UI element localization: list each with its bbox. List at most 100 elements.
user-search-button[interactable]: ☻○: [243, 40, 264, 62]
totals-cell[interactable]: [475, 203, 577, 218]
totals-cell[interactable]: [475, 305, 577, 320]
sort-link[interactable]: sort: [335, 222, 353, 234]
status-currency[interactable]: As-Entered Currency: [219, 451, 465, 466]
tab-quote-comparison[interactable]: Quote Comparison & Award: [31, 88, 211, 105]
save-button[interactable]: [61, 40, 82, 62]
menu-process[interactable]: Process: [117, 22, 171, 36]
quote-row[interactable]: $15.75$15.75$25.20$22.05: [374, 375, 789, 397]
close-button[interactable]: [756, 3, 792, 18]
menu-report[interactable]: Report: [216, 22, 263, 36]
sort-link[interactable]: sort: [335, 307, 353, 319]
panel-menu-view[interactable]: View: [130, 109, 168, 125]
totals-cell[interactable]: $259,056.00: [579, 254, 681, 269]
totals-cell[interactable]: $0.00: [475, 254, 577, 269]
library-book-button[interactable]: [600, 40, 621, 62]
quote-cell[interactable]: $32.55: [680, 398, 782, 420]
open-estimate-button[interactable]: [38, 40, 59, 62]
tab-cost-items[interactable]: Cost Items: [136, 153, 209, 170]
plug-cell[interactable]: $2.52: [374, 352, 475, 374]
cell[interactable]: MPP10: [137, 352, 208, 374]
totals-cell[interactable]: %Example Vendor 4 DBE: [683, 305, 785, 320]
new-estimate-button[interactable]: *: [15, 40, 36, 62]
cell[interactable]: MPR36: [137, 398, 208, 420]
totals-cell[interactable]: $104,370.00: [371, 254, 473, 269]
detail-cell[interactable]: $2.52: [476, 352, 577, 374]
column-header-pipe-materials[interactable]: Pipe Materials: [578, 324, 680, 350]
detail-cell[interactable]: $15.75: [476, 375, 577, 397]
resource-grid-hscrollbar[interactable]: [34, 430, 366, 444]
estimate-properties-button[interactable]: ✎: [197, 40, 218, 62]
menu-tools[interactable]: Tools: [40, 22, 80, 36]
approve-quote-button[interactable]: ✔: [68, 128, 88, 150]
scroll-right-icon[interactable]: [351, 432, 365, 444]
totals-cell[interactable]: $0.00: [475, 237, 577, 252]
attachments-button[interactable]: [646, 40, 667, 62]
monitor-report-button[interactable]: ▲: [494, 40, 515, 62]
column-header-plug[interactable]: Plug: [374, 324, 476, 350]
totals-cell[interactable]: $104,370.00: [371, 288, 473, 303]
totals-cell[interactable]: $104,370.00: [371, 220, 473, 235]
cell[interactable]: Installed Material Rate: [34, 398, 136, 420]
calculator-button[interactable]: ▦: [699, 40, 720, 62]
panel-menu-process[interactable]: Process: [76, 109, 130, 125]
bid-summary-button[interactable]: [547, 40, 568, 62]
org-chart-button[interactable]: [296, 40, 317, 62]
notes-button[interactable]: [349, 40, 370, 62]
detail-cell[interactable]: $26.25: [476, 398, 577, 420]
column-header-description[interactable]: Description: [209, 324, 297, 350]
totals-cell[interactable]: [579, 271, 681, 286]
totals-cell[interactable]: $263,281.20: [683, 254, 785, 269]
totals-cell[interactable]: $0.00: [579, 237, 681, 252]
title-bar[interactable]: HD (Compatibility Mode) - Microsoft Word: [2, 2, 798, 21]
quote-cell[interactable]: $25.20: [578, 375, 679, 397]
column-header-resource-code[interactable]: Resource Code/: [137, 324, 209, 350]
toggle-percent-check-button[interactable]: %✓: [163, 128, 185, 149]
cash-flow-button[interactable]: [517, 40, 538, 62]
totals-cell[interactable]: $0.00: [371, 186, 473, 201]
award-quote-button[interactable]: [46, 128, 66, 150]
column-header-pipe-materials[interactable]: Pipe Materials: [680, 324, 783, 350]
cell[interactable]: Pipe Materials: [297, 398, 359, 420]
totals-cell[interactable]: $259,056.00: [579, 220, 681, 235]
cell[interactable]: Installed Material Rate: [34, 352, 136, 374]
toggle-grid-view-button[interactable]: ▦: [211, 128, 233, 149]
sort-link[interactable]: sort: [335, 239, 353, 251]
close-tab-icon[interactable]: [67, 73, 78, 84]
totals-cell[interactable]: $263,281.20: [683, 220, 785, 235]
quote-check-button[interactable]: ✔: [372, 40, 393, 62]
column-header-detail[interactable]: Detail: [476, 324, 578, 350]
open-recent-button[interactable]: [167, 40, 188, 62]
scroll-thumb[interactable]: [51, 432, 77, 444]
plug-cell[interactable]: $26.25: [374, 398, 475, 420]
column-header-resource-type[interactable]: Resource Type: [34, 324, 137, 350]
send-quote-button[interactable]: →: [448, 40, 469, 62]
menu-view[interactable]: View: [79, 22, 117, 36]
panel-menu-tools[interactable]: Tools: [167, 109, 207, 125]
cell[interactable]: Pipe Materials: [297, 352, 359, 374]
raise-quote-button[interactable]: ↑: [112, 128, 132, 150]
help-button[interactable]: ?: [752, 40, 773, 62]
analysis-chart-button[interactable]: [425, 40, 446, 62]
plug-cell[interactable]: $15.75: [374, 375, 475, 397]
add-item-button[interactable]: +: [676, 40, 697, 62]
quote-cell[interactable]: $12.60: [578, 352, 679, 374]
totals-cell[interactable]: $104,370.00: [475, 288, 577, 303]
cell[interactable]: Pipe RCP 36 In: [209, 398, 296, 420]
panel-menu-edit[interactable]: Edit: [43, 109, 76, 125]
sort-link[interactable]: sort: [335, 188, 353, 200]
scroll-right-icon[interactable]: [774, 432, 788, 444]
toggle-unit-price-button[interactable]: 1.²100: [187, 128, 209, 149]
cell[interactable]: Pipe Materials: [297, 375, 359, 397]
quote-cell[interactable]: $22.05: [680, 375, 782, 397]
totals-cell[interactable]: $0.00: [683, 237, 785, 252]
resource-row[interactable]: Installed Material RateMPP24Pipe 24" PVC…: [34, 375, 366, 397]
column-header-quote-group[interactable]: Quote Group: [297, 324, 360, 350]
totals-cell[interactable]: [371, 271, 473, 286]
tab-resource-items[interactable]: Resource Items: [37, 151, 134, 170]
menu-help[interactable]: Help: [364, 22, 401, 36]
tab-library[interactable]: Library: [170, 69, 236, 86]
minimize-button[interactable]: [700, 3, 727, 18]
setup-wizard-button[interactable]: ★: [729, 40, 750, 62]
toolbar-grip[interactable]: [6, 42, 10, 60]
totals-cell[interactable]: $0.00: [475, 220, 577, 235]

▶ _EXERCISE_
Reproduce every one of the rows above verbatim, without any change.

▶ _WRITTEN ANSWER_
UI element localization: list each with its bbox. List at most 100 elements.
user-search-button[interactable]: ☻○: [243, 40, 264, 62]
totals-cell[interactable]: [475, 203, 577, 218]
totals-cell[interactable]: [475, 305, 577, 320]
sort-link[interactable]: sort: [335, 222, 353, 234]
status-currency[interactable]: As-Entered Currency: [219, 451, 465, 466]
tab-quote-comparison[interactable]: Quote Comparison & Award: [31, 88, 211, 105]
save-button[interactable]: [61, 40, 82, 62]
menu-process[interactable]: Process: [117, 22, 171, 36]
quote-row[interactable]: $15.75$15.75$25.20$22.05: [374, 375, 789, 397]
close-button[interactable]: [756, 3, 792, 18]
menu-report[interactable]: Report: [216, 22, 263, 36]
sort-link[interactable]: sort: [335, 307, 353, 319]
panel-menu-view[interactable]: View: [130, 109, 168, 125]
totals-cell[interactable]: $259,056.00: [579, 254, 681, 269]
totals-cell[interactable]: $0.00: [475, 254, 577, 269]
library-book-button[interactable]: [600, 40, 621, 62]
quote-cell[interactable]: $32.55: [680, 398, 782, 420]
open-estimate-button[interactable]: [38, 40, 59, 62]
tab-cost-items[interactable]: Cost Items: [136, 153, 209, 170]
plug-cell[interactable]: $2.52: [374, 352, 475, 374]
cell[interactable]: MPP10: [137, 352, 208, 374]
totals-cell[interactable]: %Example Vendor 4 DBE: [683, 305, 785, 320]
new-estimate-button[interactable]: *: [15, 40, 36, 62]
cell[interactable]: MPR36: [137, 398, 208, 420]
totals-cell[interactable]: $104,370.00: [371, 254, 473, 269]
detail-cell[interactable]: $2.52: [476, 352, 577, 374]
column-header-pipe-materials[interactable]: Pipe Materials: [578, 324, 680, 350]
detail-cell[interactable]: $15.75: [476, 375, 577, 397]
resource-grid-hscrollbar[interactable]: [34, 430, 366, 444]
estimate-properties-button[interactable]: ✎: [197, 40, 218, 62]
menu-tools[interactable]: Tools: [40, 22, 80, 36]
approve-quote-button[interactable]: ✔: [68, 128, 88, 150]
scroll-right-icon[interactable]: [351, 432, 365, 444]
totals-cell[interactable]: $0.00: [475, 237, 577, 252]
attachments-button[interactable]: [646, 40, 667, 62]
monitor-report-button[interactable]: ▲: [494, 40, 515, 62]
column-header-plug[interactable]: Plug: [374, 324, 476, 350]
totals-cell[interactable]: $104,370.00: [371, 288, 473, 303]
totals-cell[interactable]: $104,370.00: [371, 220, 473, 235]
cell[interactable]: Installed Material Rate: [34, 398, 136, 420]
calculator-button[interactable]: ▦: [699, 40, 720, 62]
panel-menu-process[interactable]: Process: [76, 109, 130, 125]
bid-summary-button[interactable]: [547, 40, 568, 62]
org-chart-button[interactable]: [296, 40, 317, 62]
notes-button[interactable]: [349, 40, 370, 62]
detail-cell[interactable]: $26.25: [476, 398, 577, 420]
column-header-description[interactable]: Description: [209, 324, 297, 350]
totals-cell[interactable]: [579, 271, 681, 286]
totals-cell[interactable]: $263,281.20: [683, 254, 785, 269]
totals-cell[interactable]: $0.00: [579, 237, 681, 252]
title-bar[interactable]: HD (Compatibility Mode) - Microsoft Word: [2, 2, 798, 21]
quote-cell[interactable]: $25.20: [578, 375, 679, 397]
column-header-resource-code[interactable]: Resource Code/: [137, 324, 209, 350]
toggle-percent-check-button[interactable]: %✓: [163, 128, 185, 149]
cash-flow-button[interactable]: [517, 40, 538, 62]
totals-cell[interactable]: $0.00: [371, 186, 473, 201]
award-quote-button[interactable]: [46, 128, 66, 150]
column-header-pipe-materials[interactable]: Pipe Materials: [680, 324, 783, 350]
cell[interactable]: Pipe Materials: [297, 398, 359, 420]
totals-cell[interactable]: $259,056.00: [579, 220, 681, 235]
cell[interactable]: Installed Material Rate: [34, 352, 136, 374]
toggle-grid-view-button[interactable]: ▦: [211, 128, 233, 149]
sort-link[interactable]: sort: [335, 239, 353, 251]
close-tab-icon[interactable]: [67, 73, 78, 84]
totals-cell[interactable]: $263,281.20: [683, 220, 785, 235]
quote-check-button[interactable]: ✔: [372, 40, 393, 62]
column-header-detail[interactable]: Detail: [476, 324, 578, 350]
open-recent-button[interactable]: [167, 40, 188, 62]
scroll-thumb[interactable]: [51, 432, 77, 444]
plug-cell[interactable]: $26.25: [374, 398, 475, 420]
column-header-resource-type[interactable]: Resource Type: [34, 324, 137, 350]
send-quote-button[interactable]: →: [448, 40, 469, 62]
menu-view[interactable]: View: [79, 22, 117, 36]
panel-menu-tools[interactable]: Tools: [167, 109, 207, 125]
cell[interactable]: Pipe Materials: [297, 352, 359, 374]
raise-quote-button[interactable]: ↑: [112, 128, 132, 150]
help-button[interactable]: ?: [752, 40, 773, 62]
analysis-chart-button[interactable]: [425, 40, 446, 62]
plug-cell[interactable]: $15.75: [374, 375, 475, 397]
add-item-button[interactable]: +: [676, 40, 697, 62]
quote-cell[interactable]: $12.60: [578, 352, 679, 374]
totals-cell[interactable]: $104,370.00: [475, 288, 577, 303]
cell[interactable]: Pipe RCP 36 In: [209, 398, 296, 420]
panel-menu-edit[interactable]: Edit: [43, 109, 76, 125]
sort-link[interactable]: sort: [335, 188, 353, 200]
scroll-right-icon[interactable]: [774, 432, 788, 444]
toggle-unit-price-button[interactable]: 1.²100: [187, 128, 209, 149]
cell[interactable]: Pipe Materials: [297, 375, 359, 397]
quote-cell[interactable]: $22.05: [680, 375, 782, 397]
totals-cell[interactable]: $0.00: [683, 237, 785, 252]
resource-row[interactable]: Installed Material RateMPP24Pipe 24" PVC…: [34, 375, 366, 397]
column-header-quote-group[interactable]: Quote Group: [297, 324, 360, 350]
totals-cell[interactable]: [371, 271, 473, 286]
tab-resource-items[interactable]: Resource Items: [37, 151, 134, 170]
menu-help[interactable]: Help: [364, 22, 401, 36]
tab-library[interactable]: Library: [170, 69, 236, 86]
minimize-button[interactable]: [700, 3, 727, 18]
setup-wizard-button[interactable]: ★: [729, 40, 750, 62]
toolbar-grip[interactable]: [6, 42, 10, 60]
totals-cell[interactable]: $0.00: [475, 220, 577, 235]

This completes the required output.